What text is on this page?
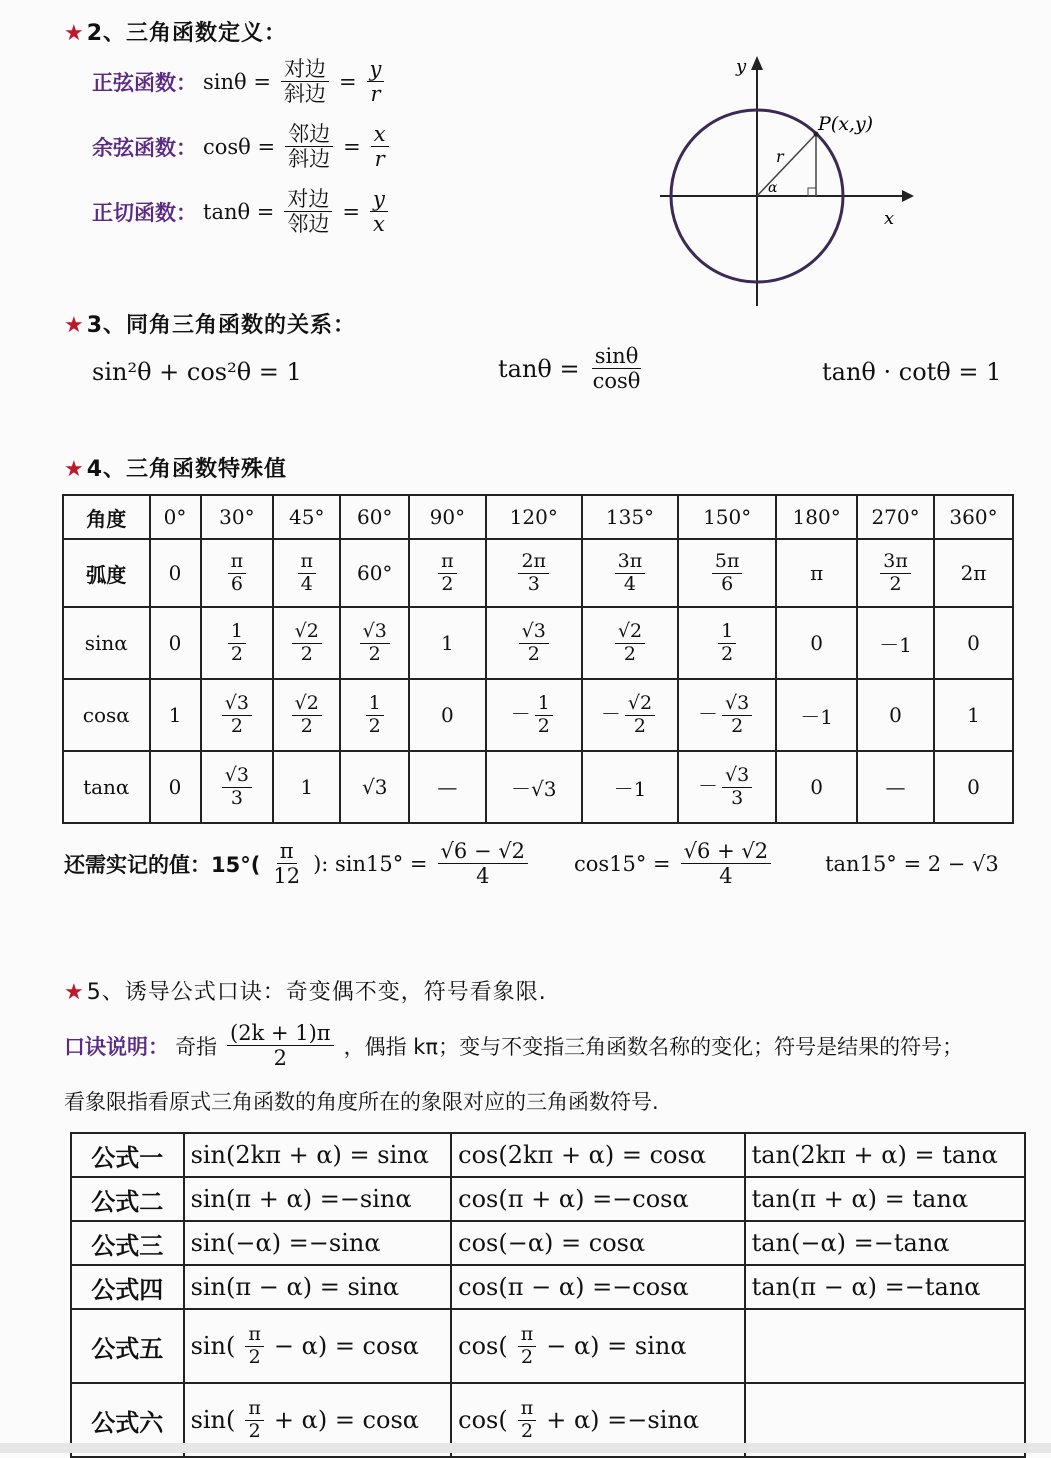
★2、三角函数定义：
正弦函数： $\sin\theta = \frac{\text{对边}}{\text{斜边}} = \frac{y}{r}$
余弦函数： $\cos\theta = \frac{\text{邻边}}{\text{斜边}} = \frac{x}{r}$
正切函数： $\tan\theta = \frac{\text{对边}}{\text{邻边}} = \frac{y}{x}$
y
x
P(x,y)
r
α
★3、同角三角函数的关系：
sin²θ + cos²θ = 1	$\tan\theta = \frac{\sin\theta}{\cos\theta}$	tanθ · cotθ = 1
★4、三角函数特殊值
角度	0°	30°	45°	60°	90°	120°	135°	150°	180°	270°	360°
弧度	0	$\frac{\pi}{6}$	$\frac{\pi}{4}$	60°	$\frac{\pi}{2}$	$\frac{2\pi}{3}$	$\frac{3\pi}{4}$	$\frac{5\pi}{6}$	π	$\frac{3\pi}{2}$	2π
sinα	0	$\frac{1}{2}$	$\frac{√2}{2}$	$\frac{√3}{2}$	1	$\frac{√3}{2}$	$\frac{√2}{2}$	$\frac{1}{2}$	0	－1	0
cosα	1	$\frac{√3}{2}$	$\frac{√2}{2}$	$\frac{1}{2}$	0	－ $\frac{1}{2}$	－ $\frac{√2}{2}$	－ $\frac{√3}{2}$	－1	0	1
tanα	0	$\frac{√3}{3}$	1	√3	—	－√3	－1	－ $\frac{√3}{3}$	0	—	0
还需实记的值：$15^\circ( \frac{\pi}{12}$ ): $\sin 15^\circ = \frac{√6 - √2}{4} \cos 15^\circ = \frac{√6 + √2}{4}$	tan15° = 2 − √3
★5、诱导公式口诀：奇变偶不变，符号看象限.
口诀说明： 奇指 $\frac{(2k + 1)\pi}{2}$ ，偶指 kπ；变与不变指三角函数名称的变化；符号是结果的符号；
看象限指看原式三角函数的角度所在的象限对应的三角函数符号.
公式一	sin(2kπ + α) = sinα	cos(2kπ + α) = cosα	tan(2kπ + α) = tanα
公式二	sin(π + α) =−sinα	cos(π + α) =−cosα	tan(π + α) = tanα
公式三	sin(−α) =−sinα	cos(−α) = cosα	tan(−α) =−tanα
公式四	sin(π − α) = sinα	cos(π − α) =−cosα	tan(π − α) =−tanα
公式五	$\sin( \frac{\pi}{2} - \alpha) = \cos\alpha$	$\cos( \frac{\pi}{2} - \alpha) = \sin\alpha$	

公式六	$\sin( \frac{\pi}{2} + \alpha) = \cos\alpha$	$\cos( \frac{\pi}{2} + \alpha) =-\sin\alpha$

____________________

- **SHORT TASK**
Go back to the records above and write them out exactly, without the pictures.

- **SOLUTION TO THIS EXERCISE**
What text is on this page?
★2、三角函数定义：
正弦函数： $\sin\theta = \frac{\text{对边}}{\text{斜边}} = \frac{y}{r}$
余弦函数： $\cos\theta = \frac{\text{邻边}}{\text{斜边}} = \frac{x}{r}$
正切函数： $\tan\theta = \frac{\text{对边}}{\text{邻边}} = \frac{y}{x}$
y
x
P(x,y)
r
α
★3、同角三角函数的关系：
sin²θ + cos²θ = 1	$\tan\theta = \frac{\sin\theta}{\cos\theta}$	tanθ · cotθ = 1
★4、三角函数特殊值
角度	0°	30°	45°	60°	90°	120°	135°	150°	180°	270°	360°
弧度	0	$\frac{\pi}{6}$	$\frac{\pi}{4}$	60°	$\frac{\pi}{2}$	$\frac{2\pi}{3}$	$\frac{3\pi}{4}$	$\frac{5\pi}{6}$	π	$\frac{3\pi}{2}$	2π
sinα	0	$\frac{1}{2}$	$\frac{√2}{2}$	$\frac{√3}{2}$	1	$\frac{√3}{2}$	$\frac{√2}{2}$	$\frac{1}{2}$	0	－1	0
cosα	1	$\frac{√3}{2}$	$\frac{√2}{2}$	$\frac{1}{2}$	0	－ $\frac{1}{2}$	－ $\frac{√2}{2}$	－ $\frac{√3}{2}$	－1	0	1
tanα	0	$\frac{√3}{3}$	1	√3	—	－√3	－1	－ $\frac{√3}{3}$	0	—	0
还需实记的值：$15^\circ( \frac{\pi}{12}$ ): $\sin 15^\circ = \frac{√6 - √2}{4} \cos 15^\circ = \frac{√6 + √2}{4}$	tan15° = 2 − √3
★5、诱导公式口诀：奇变偶不变，符号看象限.
口诀说明： 奇指 $\frac{(2k + 1)\pi}{2}$ ，偶指 kπ；变与不变指三角函数名称的变化；符号是结果的符号；
看象限指看原式三角函数的角度所在的象限对应的三角函数符号.
公式一	sin(2kπ + α) = sinα	cos(2kπ + α) = cosα	tan(2kπ + α) = tanα
公式二	sin(π + α) =−sinα	cos(π + α) =−cosα	tan(π + α) = tanα
公式三	sin(−α) =−sinα	cos(−α) = cosα	tan(−α) =−tanα
公式四	sin(π − α) = sinα	cos(π − α) =−cosα	tan(π − α) =−tanα
公式五	$\sin( \frac{\pi}{2} - \alpha) = \cos\alpha$	$\cos( \frac{\pi}{2} - \alpha) = \sin\alpha$	

公式六	$\sin( \frac{\pi}{2} + \alpha) = \cos\alpha$	$\cos( \frac{\pi}{2} + \alpha) =-\sin\alpha$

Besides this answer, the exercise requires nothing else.